[Exercise brief] Select all lines with the string "ligament" in them, and copy those lines.
>> BEGIN Material to process
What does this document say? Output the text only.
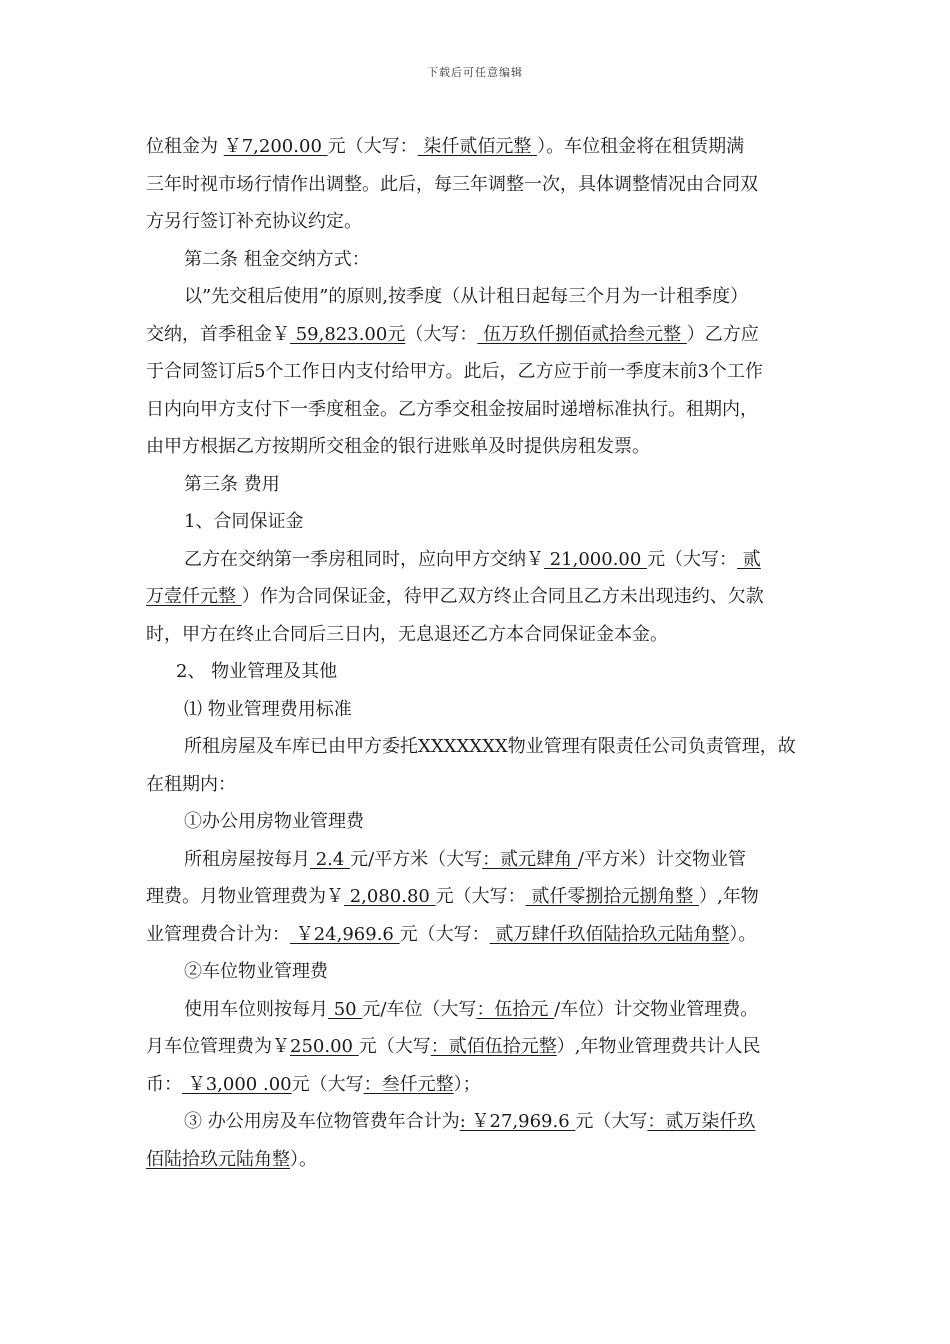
下载后可任意编辑
位租金为 ￥7,200.00 元（大写： 柒仟贰佰元整 ）。车位租金将在租赁期满
三年时视市场行情作出调整。此后，每三年调整一次，具体调整情况由合同双
方另行签订补充协议约定。
第二条 租金交纳方式：
以”先交租后使用”的原则,按季度（从计租日起每三个月为一计租季度）
交纳，首季租金￥ 59,823.00元（大写： 伍万玖仟捌佰贰拾叁元整 ）乙方应
于合同签订后5个工作日内支付给甲方。此后，乙方应于前一季度末前3个工作
日内向甲方支付下一季度租金。乙方季交租金按届时递增标准执行。租期内，
由甲方根据乙方按期所交租金的银行进账单及时提供房租发票。
第三条 费用
1、合同保证金
乙方在交纳第一季房租同时，应向甲方交纳￥ 21,000.00 元（大写： 贰
万壹仟元整 ）作为合同保证金，待甲乙双方终止合同且乙方未出现违约、欠款
时，甲方在终止合同后三日内，无息退还乙方本合同保证金本金。
2、 物业管理及其他
⑴ 物业管理费用标准
所租房屋及车库已由甲方委托XXXXXXX物业管理有限责任公司负责管理，故
在租期内：
①办公用房物业管理费
所租房屋按每月 2.4 元/平方米（大写：贰元肆角 /平方米）计交物业管
理费。月物业管理费为￥ 2,080.80 元（大写： 贰仟零捌拾元捌角整 ）,年物
业管理费合计为： ￥24,969.6 元（大写： 贰万肆仟玖佰陆拾玖元陆角整）。
②车位物业管理费
使用车位则按每月 50 元/车位（大写：伍拾元 /车位）计交物业管理费。
月车位管理费为￥250.00 元（大写：贰佰伍拾元整）,年物业管理费共计人民
币： ￥3,000 .00元（大写：叁仟元整）；
③ 办公用房及车位物管费年合计为: ￥27,969.6 元（大写：贰万柒仟玖
佰陆拾玖元陆角整）。
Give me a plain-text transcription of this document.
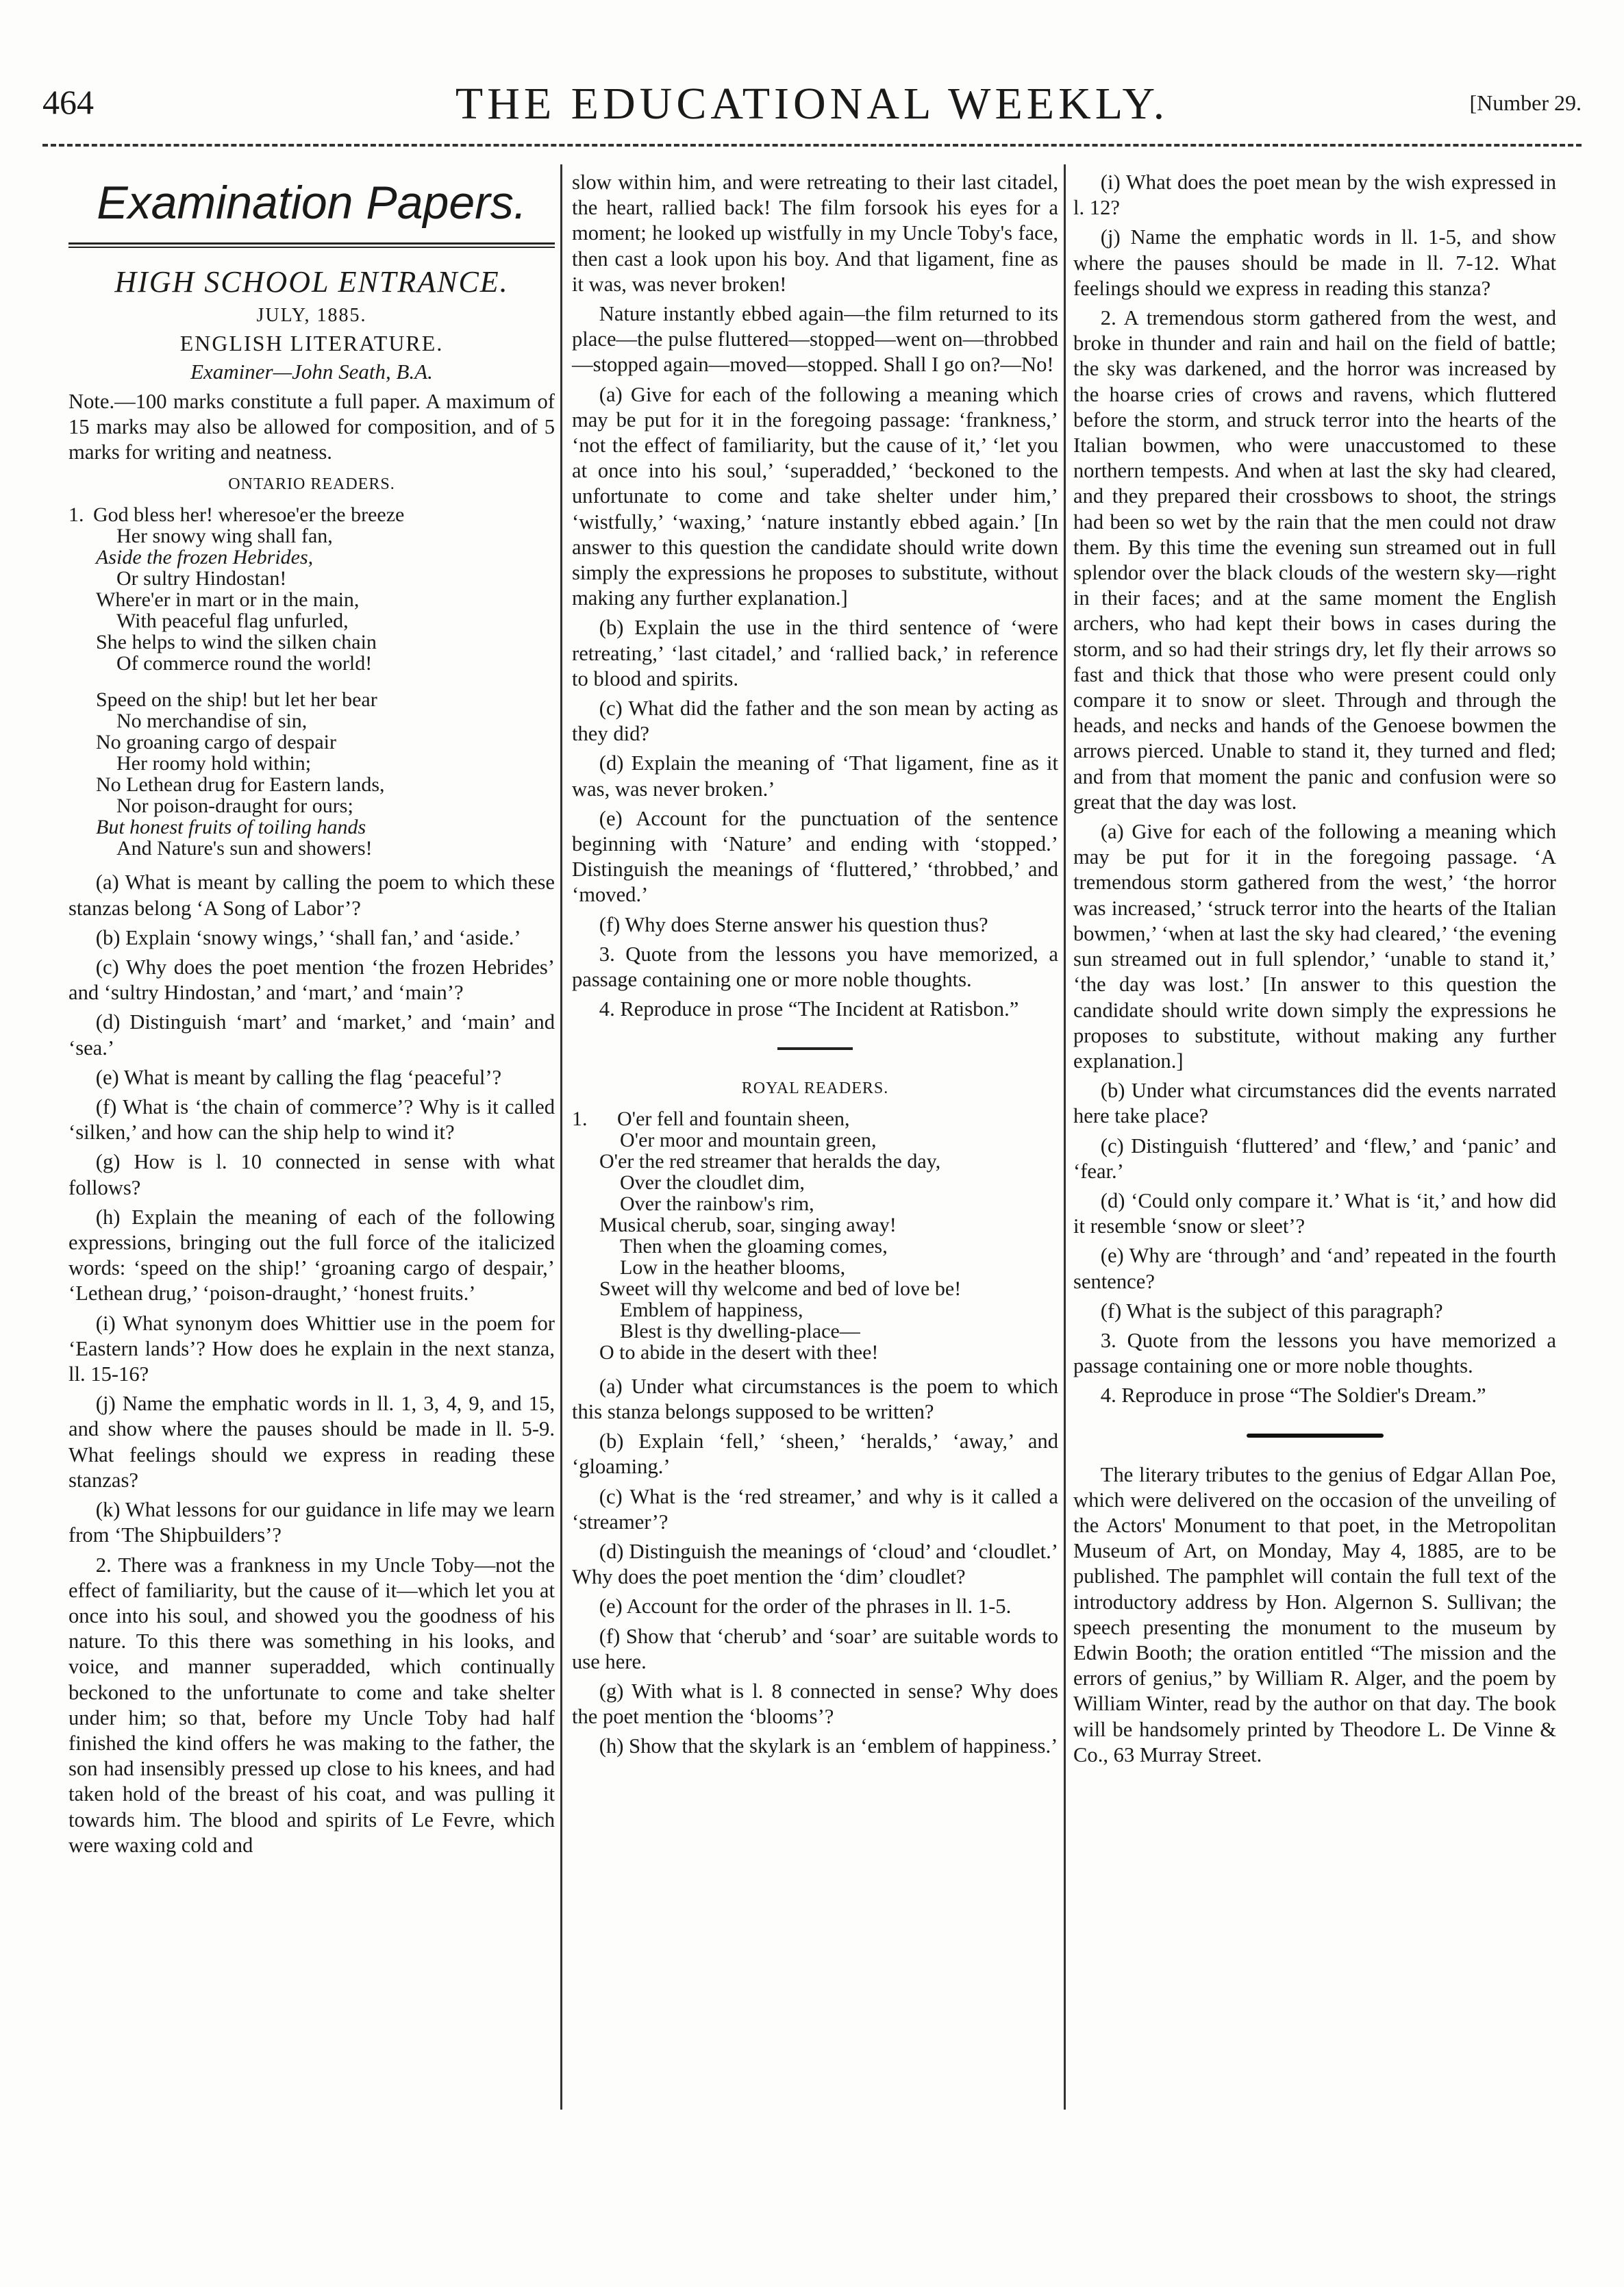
464	THE EDUCATIONAL WEEKLY.	[Number 29.
Examination Papers.
HIGH SCHOOL ENTRANCE.
JULY, 1885.
ENGLISH LITERATURE.
Examiner—John Seath, B.A.

Note.—100 marks constitute a full paper. A maximum of 15 marks may also be allowed for composition, and of 5 marks for writing and neatness.

ONTARIO READERS.
1. God bless her! wheresoe'er the breeze
Her snowy wing shall fan,
Aside the frozen Hebrides,
Or sultry Hindostan!
Where'er in mart or in the main,
With peaceful flag unfurled,
She helps to wind the silken chain
Of commerce round the world!
Speed on the ship! but let her bear
No merchandise of sin,
No groaning cargo of despair
Her roomy hold within;
No Lethean drug for Eastern lands,
Nor poison-draught for ours;
But honest fruits of toiling hands
And Nature's sun and showers!

(a) What is meant by calling the poem to which these stanzas belong ‘A Song of Labor’?

(b) Explain ‘snowy wings,’ ‘shall fan,’ and ‘aside.’

(c) Why does the poet mention ‘the frozen Hebrides’ and ‘sultry Hindostan,’ and ‘mart,’ and ‘main’?

(d) Distinguish ‘mart’ and ‘market,’ and ‘main’ and ‘sea.’

(e) What is meant by calling the flag ‘peaceful’?

(f) What is ‘the chain of commerce’? Why is it called ‘silken,’ and how can the ship help to wind it?

(g) How is l. 10 connected in sense with what follows?

(h) Explain the meaning of each of the following expressions, bringing out the full force of the italicized words: ‘speed on the ship!’ ‘groaning cargo of despair,’ ‘Lethean drug,’ ‘poison-draught,’ ‘honest fruits.’

(i) What synonym does Whittier use in the poem for ‘Eastern lands’? How does he explain in the next stanza, ll. 15-16?

(j) Name the emphatic words in ll. 1, 3, 4, 9, and 15, and show where the pauses should be made in ll. 5-9. What feelings should we express in reading these stanzas?

(k) What lessons for our guidance in life may we learn from ‘The Shipbuilders’?

2. There was a frankness in my Uncle Toby—not the effect of familiarity, but the cause of it—which let you at once into his soul, and showed you the goodness of his nature. To this there was something in his looks, and voice, and manner superadded, which continually beckoned to the unfortunate to come and take shelter under him; so that, before my Uncle Toby had half finished the kind offers he was making to the father, the son had insensibly pressed up close to his knees, and had taken hold of the breast of his coat, and was pulling it towards him. The blood and spirits of Le Fevre, which were waxing cold and

slow within him, and were retreating to their last citadel, the heart, rallied back! The film forsook his eyes for a moment; he looked up wistfully in my Uncle Toby's face, then cast a look upon his boy. And that ligament, fine as it was, was never broken!

Nature instantly ebbed again—the film returned to its place—the pulse fluttered—stopped—went on—throbbed—stopped again—moved—stopped. Shall I go on?—No!

(a) Give for each of the following a meaning which may be put for it in the foregoing passage: ‘frankness,’ ‘not the effect of familiarity, but the cause of it,’ ‘let you at once into his soul,’ ‘superadded,’ ‘beckoned to the unfortunate to come and take shelter under him,’ ‘wistfully,’ ‘waxing,’ ‘nature instantly ebbed again.’ [In answer to this question the candidate should write down simply the expressions he proposes to substitute, without making any further explanation.]

(b) Explain the use in the third sentence of ‘were retreating,’ ‘last citadel,’ and ‘rallied back,’ in reference to blood and spirits.

(c) What did the father and the son mean by acting as they did?

(d) Explain the meaning of ‘That ligament, fine as it was, was never broken.’

(e) Account for the punctuation of the sentence beginning with ‘Nature’ and ending with ‘stopped.’ Distinguish the meanings of ‘fluttered,’ ‘throbbed,’ and ‘moved.’

(f) Why does Sterne answer his question thus?

3. Quote from the lessons you have memorized, a passage containing one or more noble thoughts.

4. Reproduce in prose “The Incident at Ratisbon.”

ROYAL READERS.
1. O'er fell and fountain sheen,
O'er moor and mountain green,
O'er the red streamer that heralds the day,
Over the cloudlet dim,
Over the rainbow's rim,
Musical cherub, soar, singing away!
Then when the gloaming comes,
Low in the heather blooms,
Sweet will thy welcome and bed of love be!
Emblem of happiness,
Blest is thy dwelling-place—
O to abide in the desert with thee!

(a) Under what circumstances is the poem to which this stanza belongs supposed to be written?

(b) Explain ‘fell,’ ‘sheen,’ ‘heralds,’ ‘away,’ and ‘gloaming.’

(c) What is the ‘red streamer,’ and why is it called a ‘streamer’?

(d) Distinguish the meanings of ‘cloud’ and ‘cloudlet.’ Why does the poet mention the ‘dim’ cloudlet?

(e) Account for the order of the phrases in ll. 1-5.

(f) Show that ‘cherub’ and ‘soar’ are suitable words to use here.

(g) With what is l. 8 connected in sense? Why does the poet mention the ‘blooms’?

(h) Show that the skylark is an ‘emblem of happiness.’

(i) What does the poet mean by the wish expressed in l. 12?

(j) Name the emphatic words in ll. 1-5, and show where the pauses should be made in ll. 7-12. What feelings should we express in reading this stanza?

2. A tremendous storm gathered from the west, and broke in thunder and rain and hail on the field of battle; the sky was darkened, and the horror was increased by the hoarse cries of crows and ravens, which fluttered before the storm, and struck terror into the hearts of the Italian bowmen, who were unaccustomed to these northern tempests. And when at last the sky had cleared, and they prepared their crossbows to shoot, the strings had been so wet by the rain that the men could not draw them. By this time the evening sun streamed out in full splendor over the black clouds of the western sky—right in their faces; and at the same moment the English archers, who had kept their bows in cases during the storm, and so had their strings dry, let fly their arrows so fast and thick that those who were present could only compare it to snow or sleet. Through and through the heads, and necks and hands of the Genoese bowmen the arrows pierced. Unable to stand it, they turned and fled; and from that moment the panic and confusion were so great that the day was lost.

(a) Give for each of the following a meaning which may be put for it in the foregoing passage. ‘A tremendous storm gathered from the west,’ ‘the horror was increased,’ ‘struck terror into the hearts of the Italian bowmen,’ ‘when at last the sky had cleared,’ ‘the evening sun streamed out in full splendor,’ ‘unable to stand it,’ ‘the day was lost.’ [In answer to this question the candidate should write down simply the expressions he proposes to substitute, without making any further explanation.]

(b) Under what circumstances did the events narrated here take place?

(c) Distinguish ‘fluttered’ and ‘flew,’ and ‘panic’ and ‘fear.’

(d) ‘Could only compare it.’ What is ‘it,’ and how did it resemble ‘snow or sleet’?

(e) Why are ‘through’ and ‘and’ repeated in the fourth sentence?

(f) What is the subject of this paragraph?

3. Quote from the lessons you have memorized a passage containing one or more noble thoughts.

4. Reproduce in prose “The Soldier's Dream.”

The literary tributes to the genius of Edgar Allan Poe, which were delivered on the occasion of the unveiling of the Actors' Monument to that poet, in the Metropolitan Museum of Art, on Monday, May 4, 1885, are to be published. The pamphlet will contain the full text of the introductory address by Hon. Algernon S. Sullivan; the speech presenting the monument to the museum by Edwin Booth; the oration entitled “The mission and the errors of genius,” by William R. Alger, and the poem by William Winter, read by the author on that day. The book will be handsomely printed by Theodore L. De Vinne & Co., 63 Murray Street.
>> END Material to process
[Task solution]
slow within him, and were retreating to their last citadel, the heart, rallied back! The film forsook his eyes for a moment; he looked up wistfully in my Uncle Toby's face, then cast a look upon his boy. And that ligament, fine as it was, was never broken!
(d) Explain the meaning of ‘That ligament, fine as it was, was never broken.’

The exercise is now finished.